[Supplied records start]

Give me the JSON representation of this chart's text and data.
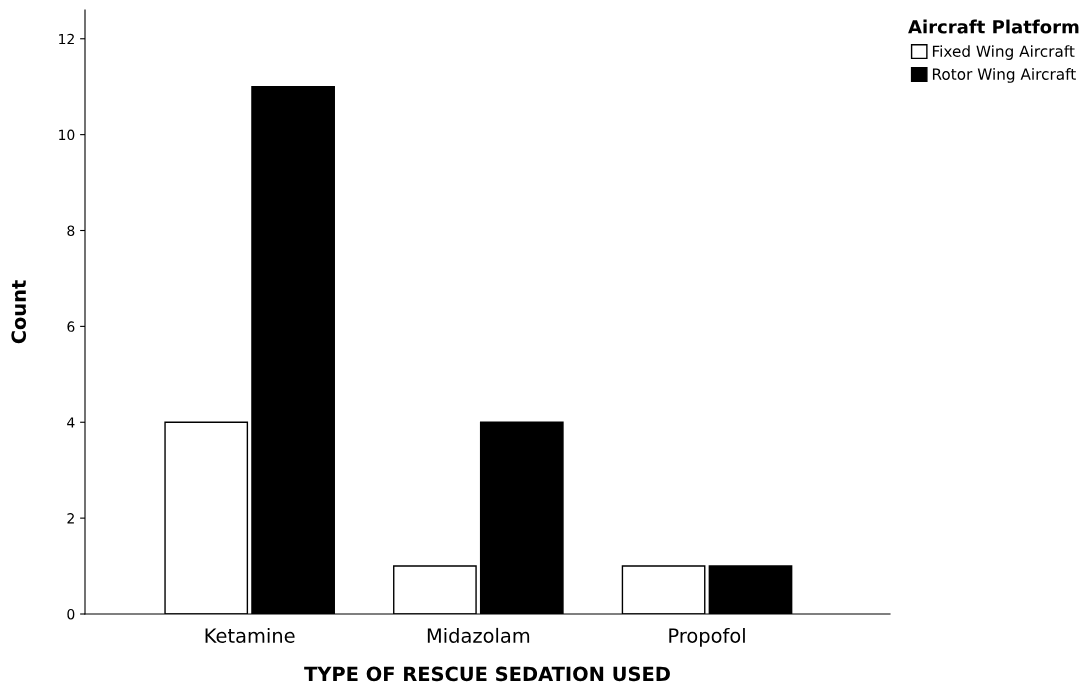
{
  "chart_data": {
    "type": "bar",
    "xlabel": "TYPE OF RESCUE SEDATION USED",
    "ylabel": "Count",
    "legend_title": "Aircraft Platform",
    "categories": [
      "Ketamine",
      "Midazolam",
      "Propofol"
    ],
    "series": [
      {
        "name": "Fixed Wing Aircraft",
        "color": "#ffffff",
        "values": [
          4,
          1,
          1
        ]
      },
      {
        "name": "Rotor Wing Aircraft",
        "color": "#000000",
        "values": [
          11,
          4,
          1
        ]
      }
    ],
    "ylim": [
      0,
      12.6
    ],
    "yticks": [
      0,
      2,
      4,
      6,
      8,
      10,
      12
    ],
    "grid": false,
    "legend": "top right"
  }
}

[Supplied records end]

Wherever "Aircraft" shows up in a line, copy that line.

▸ Complete response
    "legend_title": "Aircraft Platform",
        "name": "Fixed Wing Aircraft",
        "name": "Rotor Wing Aircraft",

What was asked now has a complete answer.